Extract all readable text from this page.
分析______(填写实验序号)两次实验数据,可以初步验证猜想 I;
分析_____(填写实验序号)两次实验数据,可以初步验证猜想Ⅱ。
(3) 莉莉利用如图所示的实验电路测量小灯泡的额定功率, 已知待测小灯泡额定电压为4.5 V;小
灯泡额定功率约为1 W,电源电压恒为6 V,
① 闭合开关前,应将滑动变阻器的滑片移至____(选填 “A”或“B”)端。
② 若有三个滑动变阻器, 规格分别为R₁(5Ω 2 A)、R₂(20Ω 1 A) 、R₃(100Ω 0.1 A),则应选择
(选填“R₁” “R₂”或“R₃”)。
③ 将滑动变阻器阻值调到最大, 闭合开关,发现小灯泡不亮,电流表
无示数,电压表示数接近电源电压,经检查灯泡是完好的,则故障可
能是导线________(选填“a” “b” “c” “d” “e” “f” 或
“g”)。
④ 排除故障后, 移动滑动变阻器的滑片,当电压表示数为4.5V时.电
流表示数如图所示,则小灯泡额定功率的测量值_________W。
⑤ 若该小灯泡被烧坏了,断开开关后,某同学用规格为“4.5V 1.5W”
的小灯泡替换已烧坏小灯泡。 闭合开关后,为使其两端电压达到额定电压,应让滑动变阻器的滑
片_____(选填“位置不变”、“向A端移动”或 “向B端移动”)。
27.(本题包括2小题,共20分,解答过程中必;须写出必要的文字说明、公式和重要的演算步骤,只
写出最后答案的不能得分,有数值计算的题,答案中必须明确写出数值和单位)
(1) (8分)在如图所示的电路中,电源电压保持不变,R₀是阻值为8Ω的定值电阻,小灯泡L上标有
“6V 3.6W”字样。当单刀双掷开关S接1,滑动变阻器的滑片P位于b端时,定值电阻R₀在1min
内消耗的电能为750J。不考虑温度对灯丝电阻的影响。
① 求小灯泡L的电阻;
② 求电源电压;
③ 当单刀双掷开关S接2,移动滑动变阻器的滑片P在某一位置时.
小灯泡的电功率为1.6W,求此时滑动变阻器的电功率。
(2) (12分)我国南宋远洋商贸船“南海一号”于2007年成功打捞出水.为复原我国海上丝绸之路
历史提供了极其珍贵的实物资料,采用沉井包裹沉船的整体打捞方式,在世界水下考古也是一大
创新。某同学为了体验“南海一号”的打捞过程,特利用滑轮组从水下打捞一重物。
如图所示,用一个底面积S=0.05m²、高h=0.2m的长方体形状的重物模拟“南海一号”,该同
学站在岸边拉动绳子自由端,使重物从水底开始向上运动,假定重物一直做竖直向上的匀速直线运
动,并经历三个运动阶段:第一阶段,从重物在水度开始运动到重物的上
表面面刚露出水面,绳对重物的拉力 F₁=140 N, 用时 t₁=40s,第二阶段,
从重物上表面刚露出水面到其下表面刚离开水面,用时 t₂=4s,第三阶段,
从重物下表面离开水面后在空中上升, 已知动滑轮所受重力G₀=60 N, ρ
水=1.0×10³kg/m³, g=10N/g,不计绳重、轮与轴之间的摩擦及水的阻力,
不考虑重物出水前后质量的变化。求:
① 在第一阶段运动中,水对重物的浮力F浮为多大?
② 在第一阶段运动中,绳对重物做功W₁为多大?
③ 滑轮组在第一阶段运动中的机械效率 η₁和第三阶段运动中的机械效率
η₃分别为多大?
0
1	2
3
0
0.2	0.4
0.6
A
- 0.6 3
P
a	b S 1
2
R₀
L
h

- [Problem details] Every line in the data that holds "两次实验数据" should be copied out.

- [Task solution]
分析______(填写实验序号)两次实验数据,可以初步验证猜想 I;
分析_____(填写实验序号)两次实验数据,可以初步验证猜想Ⅱ。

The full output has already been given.